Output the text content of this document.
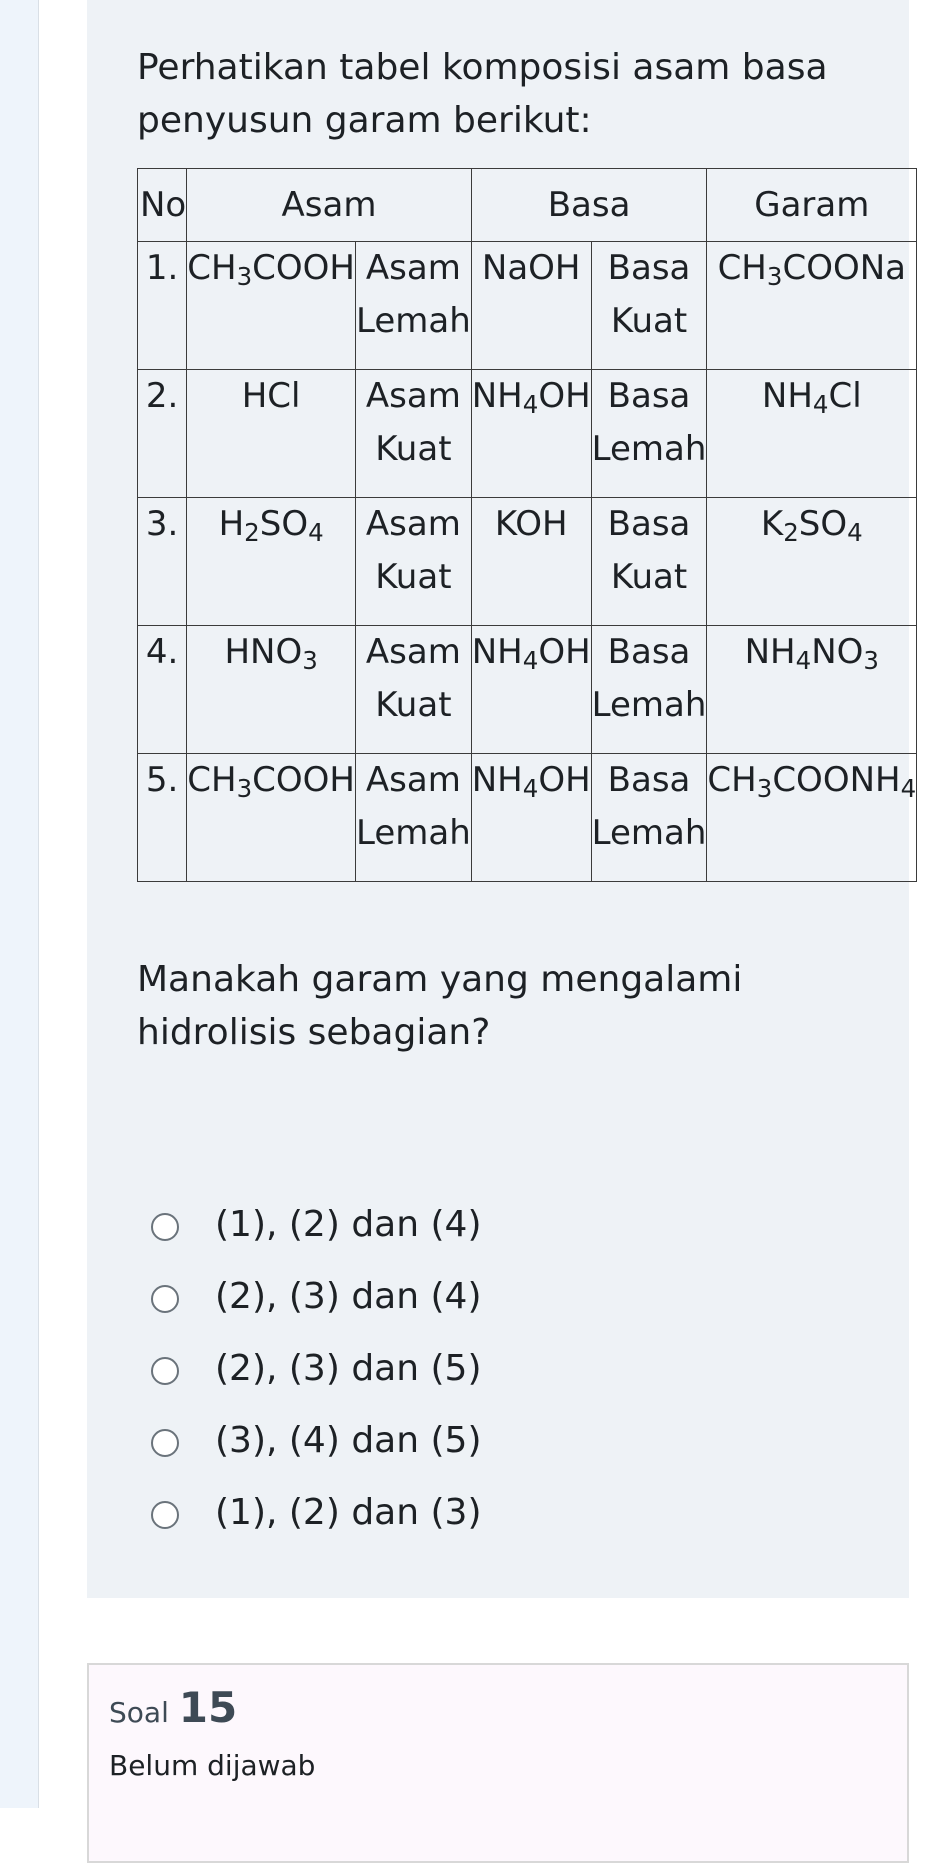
Perhatikan tabel komposisi asam basa penyusun garam berikut:

No	Asam		Basa		Garam
1.	$CH_3COOH$	Asam Lemah	NaOH	Basa Kuat	$CH_3COONa$
2.	HCl	Asam Kuat	$NH_4OH$	Basa Lemah	$NH_4Cl$
3.	$H_2SO_4$	Asam Kuat	KOH	Basa Kuat	$K_2SO_4$
4.	$HNO_3$	Asam Kuat	$NH_4OH$	Basa Lemah	$NH_4NO_3$
5.	$CH_3COOH$	Asam Lemah	$NH_4OH$	Basa Lemah	$CH_3COONH_4$

Manakah garam yang mengalami hidrolisis sebagian?

(1), (2) dan (4)
(2), (3) dan (4)
(2), (3) dan (5)
(3), (4) dan (5)
(1), (2) dan (3)
Soal 15
Belum dijawab
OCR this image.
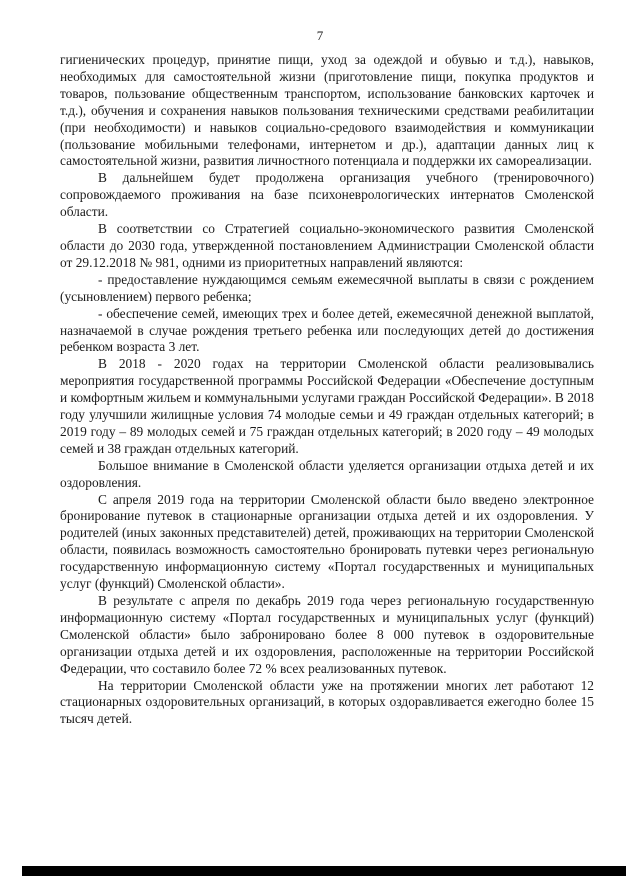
7

гигиенических процедур, принятие пищи, уход за одеждой и обувью и т.д.), навыков, необходимых для самостоятельной жизни (приготовление пищи, покупка продуктов и товаров, пользование общественным транспортом, использование банковских карточек и т.д.), обучения и сохранения навыков пользования техническими средствами реабилитации (при необходимости) и навыков социально-средового взаимодействия и коммуникации (пользование мобильными телефонами, интернетом и др.), адаптации данных лиц к самостоятельной жизни, развития личностного потенциала и поддержки их самореализации.

В дальнейшем будет продолжена организация учебного (тренировочного) сопровождаемого проживания на базе психоневрологических интернатов Смоленской области.

В соответствии со Стратегией социально-экономического развития Смоленской области до 2030 года, утвержденной постановлением Администрации Смоленской области от 29.12.2018 № 981, одними из приоритетных направлений являются:

- предоставление нуждающимся семьям ежемесячной выплаты в связи с рождением (усыновлением) первого ребенка;

- обеспечение семей, имеющих трех и более детей, ежемесячной денежной выплатой, назначаемой в случае рождения третьего ребенка или последующих детей до достижения ребенком возраста 3 лет.

В 2018 - 2020 годах на территории Смоленской области реализовывались мероприятия государственной программы Российской Федерации «Обеспечение доступным и комфортным жильем и коммунальными услугами граждан Российской Федерации». В 2018 году улучшили жилищные условия 74 молодые семьи и 49 граждан отдельных категорий; в 2019 году – 89 молодых семей и 75 граждан отдельных категорий; в 2020 году – 49 молодых семей и 38 граждан отдельных категорий.

Большое внимание в Смоленской области уделяется организации отдыха детей и их оздоровления.

С апреля 2019 года на территории Смоленской области было введено электронное бронирование путевок в стационарные организации отдыха детей и их оздоровления. У родителей (иных законных представителей) детей, проживающих на территории Смоленской области, появилась возможность самостоятельно бронировать путевки через региональную государственную информационную систему «Портал государственных и муниципальных услуг (функций) Смоленской области».

В результате с апреля по декабрь 2019 года через региональную государственную информационную систему «Портал государственных и муниципальных услуг (функций) Смоленской области» было забронировано более 8 000 путевок в оздоровительные организации отдыха детей и их оздоровления, расположенные на территории Российской Федерации, что составило более 72 % всех реализованных путевок.

На территории Смоленской области уже на протяжении многих лет работают 12 стационарных оздоровительных организаций, в которых оздоравливается ежегодно более 15 тысяч детей.
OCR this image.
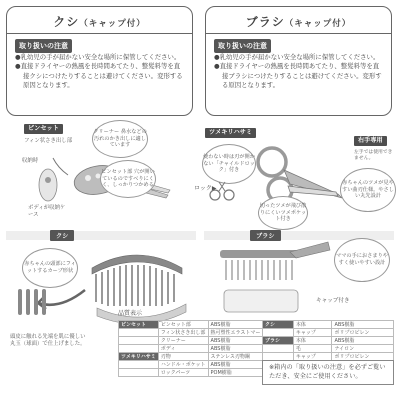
クシ（キャップ付）
取り扱いの注意
●乳幼児の手が届かない安全な場所に保管してください。
●直接ドライヤーの熱風を長時間あてたり、整髪料等を直接クシにつけたりすることは避けてください。変形する原因となります。
ブラシ（キャップ付）
取り扱いの注意
●乳幼児の手が届かない安全な場所に保管してください。
●直接ドライヤーの熱風を長時間あてたり、整髪料等を直接ブラシにつけたりすることは避けてください。変形する原因となります。
ピンセット
フィン状さき出し部
収納時
ボディが収納ケース
クリーナー 鼻水などの汚れのかき出しに適しています
ピンセット部 穴が開いているのですべりにくく、しっかりつかめる
ツメキリハサミ
使わない時は刃が開かない「チャイルドロック」付き
ロック▶
切ったツメが飛び散りにくいツメポケット付き
右手専用
左手では使用できません。
赤ちゃんのツメが見やすい曲刃仕様。やさしい丸先設計
クシ
赤ちゃんの頭部にフィットするカーブ形状
mikihouse
頭皮に触れる先端を肌に優しい丸玉（球面）で仕上げました。
ブラシ
ママの手におさまりやすく使いやすい設計
キャップ付き
品質表示
ピンセット	ピンセット部	ABS樹脂
	フィン状さき出し部	熱可塑性エラストマー
	クリーナー	ABS樹脂
	ボディ	ABS樹脂
ツメキリハサミ	刃物	ステンレス刃物鋼
	ハンドル・ポケット	ABS樹脂
	ロックパーツ	POM樹脂
クシ	本体	ABS樹脂
	キャップ	ポリプロピレン
ブラシ	本体	ABS樹脂
	毛	ナイロン
	キャップ	ポリプロピレン
※箱内の「取り扱いの注意」を必ずご覧いただき、安全にご使用ください。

==================================================

▸ **TASK DESCRIPTION**: Count every line in the listing above that holds "ребенка", then report only the count.

▸ **ANSWER TO THIS TASK**: 2